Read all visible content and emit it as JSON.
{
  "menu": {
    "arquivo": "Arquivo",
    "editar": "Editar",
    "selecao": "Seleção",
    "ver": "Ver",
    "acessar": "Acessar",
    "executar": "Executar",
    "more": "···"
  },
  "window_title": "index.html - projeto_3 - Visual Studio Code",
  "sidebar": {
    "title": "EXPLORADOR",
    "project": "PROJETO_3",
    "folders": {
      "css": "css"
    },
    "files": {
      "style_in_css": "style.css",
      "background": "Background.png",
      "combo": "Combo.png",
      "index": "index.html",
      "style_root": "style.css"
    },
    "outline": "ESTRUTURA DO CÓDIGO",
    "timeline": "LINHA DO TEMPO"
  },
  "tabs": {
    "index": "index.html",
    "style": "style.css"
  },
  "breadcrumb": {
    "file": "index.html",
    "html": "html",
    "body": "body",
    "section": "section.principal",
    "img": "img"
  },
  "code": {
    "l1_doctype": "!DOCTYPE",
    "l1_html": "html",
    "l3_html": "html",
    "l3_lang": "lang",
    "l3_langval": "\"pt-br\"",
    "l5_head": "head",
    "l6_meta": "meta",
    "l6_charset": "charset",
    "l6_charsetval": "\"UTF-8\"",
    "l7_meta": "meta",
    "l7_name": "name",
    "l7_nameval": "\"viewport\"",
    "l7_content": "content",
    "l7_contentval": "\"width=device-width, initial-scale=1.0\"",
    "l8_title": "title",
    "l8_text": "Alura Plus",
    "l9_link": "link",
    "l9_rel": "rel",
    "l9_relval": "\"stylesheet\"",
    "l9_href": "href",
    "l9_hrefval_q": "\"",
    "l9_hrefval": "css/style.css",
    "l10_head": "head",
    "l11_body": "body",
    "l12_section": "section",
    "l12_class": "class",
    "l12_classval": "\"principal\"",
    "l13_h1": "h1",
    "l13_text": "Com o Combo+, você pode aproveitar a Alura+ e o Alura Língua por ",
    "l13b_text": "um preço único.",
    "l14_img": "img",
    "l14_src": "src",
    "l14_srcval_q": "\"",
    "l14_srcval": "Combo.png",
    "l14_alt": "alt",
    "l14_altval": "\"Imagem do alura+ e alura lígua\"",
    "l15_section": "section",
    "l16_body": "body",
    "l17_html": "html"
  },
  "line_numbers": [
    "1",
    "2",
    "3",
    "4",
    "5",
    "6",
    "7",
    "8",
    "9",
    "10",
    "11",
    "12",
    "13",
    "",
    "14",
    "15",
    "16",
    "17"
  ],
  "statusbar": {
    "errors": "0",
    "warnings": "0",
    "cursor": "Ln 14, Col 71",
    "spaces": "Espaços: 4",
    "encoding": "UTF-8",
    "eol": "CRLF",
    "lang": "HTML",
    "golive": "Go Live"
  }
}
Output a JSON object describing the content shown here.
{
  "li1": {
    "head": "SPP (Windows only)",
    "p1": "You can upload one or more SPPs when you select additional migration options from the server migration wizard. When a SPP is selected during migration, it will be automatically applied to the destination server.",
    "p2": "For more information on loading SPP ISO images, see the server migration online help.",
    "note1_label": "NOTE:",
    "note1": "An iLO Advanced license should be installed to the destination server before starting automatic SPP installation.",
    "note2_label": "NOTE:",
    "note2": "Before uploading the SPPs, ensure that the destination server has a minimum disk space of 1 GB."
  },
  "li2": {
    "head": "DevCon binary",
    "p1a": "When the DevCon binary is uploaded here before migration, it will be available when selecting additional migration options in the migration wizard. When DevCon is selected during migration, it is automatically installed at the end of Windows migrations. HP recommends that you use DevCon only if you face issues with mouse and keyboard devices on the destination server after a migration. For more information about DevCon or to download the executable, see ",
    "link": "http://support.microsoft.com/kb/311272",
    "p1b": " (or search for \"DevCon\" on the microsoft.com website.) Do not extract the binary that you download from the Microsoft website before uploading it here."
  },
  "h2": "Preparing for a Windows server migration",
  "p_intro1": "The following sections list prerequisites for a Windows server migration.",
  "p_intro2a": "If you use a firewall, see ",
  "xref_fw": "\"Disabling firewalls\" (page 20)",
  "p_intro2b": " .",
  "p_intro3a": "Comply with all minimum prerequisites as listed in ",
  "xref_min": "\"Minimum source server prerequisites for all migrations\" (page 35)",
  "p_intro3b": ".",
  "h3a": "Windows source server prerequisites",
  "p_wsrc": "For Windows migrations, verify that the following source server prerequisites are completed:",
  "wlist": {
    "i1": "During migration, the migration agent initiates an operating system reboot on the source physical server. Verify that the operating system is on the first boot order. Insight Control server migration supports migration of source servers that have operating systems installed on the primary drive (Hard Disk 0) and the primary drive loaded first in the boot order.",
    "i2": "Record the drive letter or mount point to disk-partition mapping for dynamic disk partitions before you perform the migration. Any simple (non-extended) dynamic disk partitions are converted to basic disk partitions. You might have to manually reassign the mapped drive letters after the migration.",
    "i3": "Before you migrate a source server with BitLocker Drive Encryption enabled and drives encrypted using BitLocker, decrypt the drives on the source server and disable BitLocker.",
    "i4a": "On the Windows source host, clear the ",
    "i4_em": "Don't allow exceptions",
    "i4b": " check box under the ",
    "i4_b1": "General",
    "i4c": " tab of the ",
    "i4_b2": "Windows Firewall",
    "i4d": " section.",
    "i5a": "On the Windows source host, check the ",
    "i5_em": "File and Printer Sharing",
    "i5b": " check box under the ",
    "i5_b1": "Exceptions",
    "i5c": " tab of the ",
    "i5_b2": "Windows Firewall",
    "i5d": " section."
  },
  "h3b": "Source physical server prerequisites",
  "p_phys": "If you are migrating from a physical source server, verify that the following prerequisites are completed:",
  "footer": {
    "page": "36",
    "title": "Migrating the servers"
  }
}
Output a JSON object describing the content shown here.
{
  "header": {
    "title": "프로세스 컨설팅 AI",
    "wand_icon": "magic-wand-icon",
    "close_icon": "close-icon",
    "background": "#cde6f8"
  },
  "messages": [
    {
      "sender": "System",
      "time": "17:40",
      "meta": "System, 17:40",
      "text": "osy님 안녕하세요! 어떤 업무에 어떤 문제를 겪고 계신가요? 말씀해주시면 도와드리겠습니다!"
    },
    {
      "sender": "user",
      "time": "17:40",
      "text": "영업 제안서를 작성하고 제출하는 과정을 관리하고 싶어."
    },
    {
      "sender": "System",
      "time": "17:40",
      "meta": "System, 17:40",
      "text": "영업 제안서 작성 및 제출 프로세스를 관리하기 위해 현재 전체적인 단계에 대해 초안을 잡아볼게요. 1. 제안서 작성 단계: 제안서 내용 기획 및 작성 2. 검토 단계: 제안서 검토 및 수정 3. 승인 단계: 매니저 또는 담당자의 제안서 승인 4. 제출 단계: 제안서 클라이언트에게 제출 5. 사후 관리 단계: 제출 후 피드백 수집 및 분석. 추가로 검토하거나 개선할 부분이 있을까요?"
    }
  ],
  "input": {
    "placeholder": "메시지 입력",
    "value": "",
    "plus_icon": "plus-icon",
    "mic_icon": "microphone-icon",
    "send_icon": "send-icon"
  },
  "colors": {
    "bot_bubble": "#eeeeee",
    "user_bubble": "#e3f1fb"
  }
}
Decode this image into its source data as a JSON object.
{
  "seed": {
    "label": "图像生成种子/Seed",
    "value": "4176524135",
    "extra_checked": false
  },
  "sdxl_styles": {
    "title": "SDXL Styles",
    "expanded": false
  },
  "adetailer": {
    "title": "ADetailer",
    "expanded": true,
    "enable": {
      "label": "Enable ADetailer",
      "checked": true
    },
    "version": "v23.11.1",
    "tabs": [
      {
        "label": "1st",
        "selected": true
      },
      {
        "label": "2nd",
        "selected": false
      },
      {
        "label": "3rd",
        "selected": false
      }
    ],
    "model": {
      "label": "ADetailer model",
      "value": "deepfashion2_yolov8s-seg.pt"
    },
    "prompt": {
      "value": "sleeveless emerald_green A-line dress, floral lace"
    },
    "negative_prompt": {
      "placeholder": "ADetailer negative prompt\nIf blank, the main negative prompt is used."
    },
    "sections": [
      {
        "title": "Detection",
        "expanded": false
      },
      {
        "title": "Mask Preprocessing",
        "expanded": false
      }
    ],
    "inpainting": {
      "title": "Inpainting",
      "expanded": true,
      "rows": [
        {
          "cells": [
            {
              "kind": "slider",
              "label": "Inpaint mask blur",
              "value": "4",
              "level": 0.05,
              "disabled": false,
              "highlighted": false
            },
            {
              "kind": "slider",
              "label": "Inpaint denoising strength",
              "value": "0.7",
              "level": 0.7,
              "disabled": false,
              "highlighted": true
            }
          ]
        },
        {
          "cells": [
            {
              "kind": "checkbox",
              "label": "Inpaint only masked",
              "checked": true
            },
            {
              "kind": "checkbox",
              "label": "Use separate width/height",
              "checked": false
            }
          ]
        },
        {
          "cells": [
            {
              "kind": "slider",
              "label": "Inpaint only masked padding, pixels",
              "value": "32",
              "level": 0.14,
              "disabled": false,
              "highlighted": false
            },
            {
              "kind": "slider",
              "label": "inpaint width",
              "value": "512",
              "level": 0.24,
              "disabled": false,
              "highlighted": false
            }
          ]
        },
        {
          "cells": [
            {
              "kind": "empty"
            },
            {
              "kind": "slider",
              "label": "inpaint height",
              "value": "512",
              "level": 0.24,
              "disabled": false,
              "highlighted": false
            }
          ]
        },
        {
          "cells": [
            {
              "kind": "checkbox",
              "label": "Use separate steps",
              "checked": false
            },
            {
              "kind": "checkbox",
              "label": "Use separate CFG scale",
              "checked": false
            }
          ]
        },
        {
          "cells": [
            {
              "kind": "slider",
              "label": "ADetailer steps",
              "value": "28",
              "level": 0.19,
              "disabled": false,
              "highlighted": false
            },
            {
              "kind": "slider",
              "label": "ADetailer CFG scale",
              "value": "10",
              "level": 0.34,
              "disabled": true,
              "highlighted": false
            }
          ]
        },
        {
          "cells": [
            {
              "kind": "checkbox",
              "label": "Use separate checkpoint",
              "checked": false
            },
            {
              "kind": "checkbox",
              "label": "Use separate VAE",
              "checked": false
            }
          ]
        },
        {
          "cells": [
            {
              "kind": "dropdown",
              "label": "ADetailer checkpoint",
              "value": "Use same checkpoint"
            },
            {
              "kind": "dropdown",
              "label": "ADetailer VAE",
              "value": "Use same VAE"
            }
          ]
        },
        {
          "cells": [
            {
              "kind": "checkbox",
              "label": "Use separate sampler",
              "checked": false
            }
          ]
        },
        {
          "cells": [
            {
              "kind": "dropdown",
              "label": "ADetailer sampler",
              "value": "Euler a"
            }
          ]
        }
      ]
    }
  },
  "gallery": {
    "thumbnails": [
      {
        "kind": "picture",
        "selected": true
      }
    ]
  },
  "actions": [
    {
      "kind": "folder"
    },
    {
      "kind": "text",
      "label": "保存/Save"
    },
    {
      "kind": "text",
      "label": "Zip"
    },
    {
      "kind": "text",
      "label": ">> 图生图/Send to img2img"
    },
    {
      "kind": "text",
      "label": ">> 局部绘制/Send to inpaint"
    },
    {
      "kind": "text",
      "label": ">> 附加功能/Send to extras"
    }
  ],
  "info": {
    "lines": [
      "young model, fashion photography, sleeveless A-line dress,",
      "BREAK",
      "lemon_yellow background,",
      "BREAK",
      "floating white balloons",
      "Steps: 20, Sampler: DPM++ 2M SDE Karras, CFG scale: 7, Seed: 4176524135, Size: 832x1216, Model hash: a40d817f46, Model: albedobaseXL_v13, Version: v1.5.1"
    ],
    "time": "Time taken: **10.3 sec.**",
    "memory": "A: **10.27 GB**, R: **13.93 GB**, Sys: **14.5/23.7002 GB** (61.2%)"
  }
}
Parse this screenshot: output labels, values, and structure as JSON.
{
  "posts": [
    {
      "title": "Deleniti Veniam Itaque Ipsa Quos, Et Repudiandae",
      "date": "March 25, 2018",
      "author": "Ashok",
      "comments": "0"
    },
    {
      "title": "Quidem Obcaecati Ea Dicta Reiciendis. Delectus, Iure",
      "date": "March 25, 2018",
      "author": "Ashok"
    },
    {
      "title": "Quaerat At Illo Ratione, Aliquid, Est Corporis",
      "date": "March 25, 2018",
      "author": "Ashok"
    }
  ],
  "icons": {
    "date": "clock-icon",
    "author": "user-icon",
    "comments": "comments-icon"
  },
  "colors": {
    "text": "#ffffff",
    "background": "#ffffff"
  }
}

☆ ☆ ☆ ☆

> Task goal: Each line containing the word "this" counts once; say how many such lines there are, giving only the number.

> Written response: 2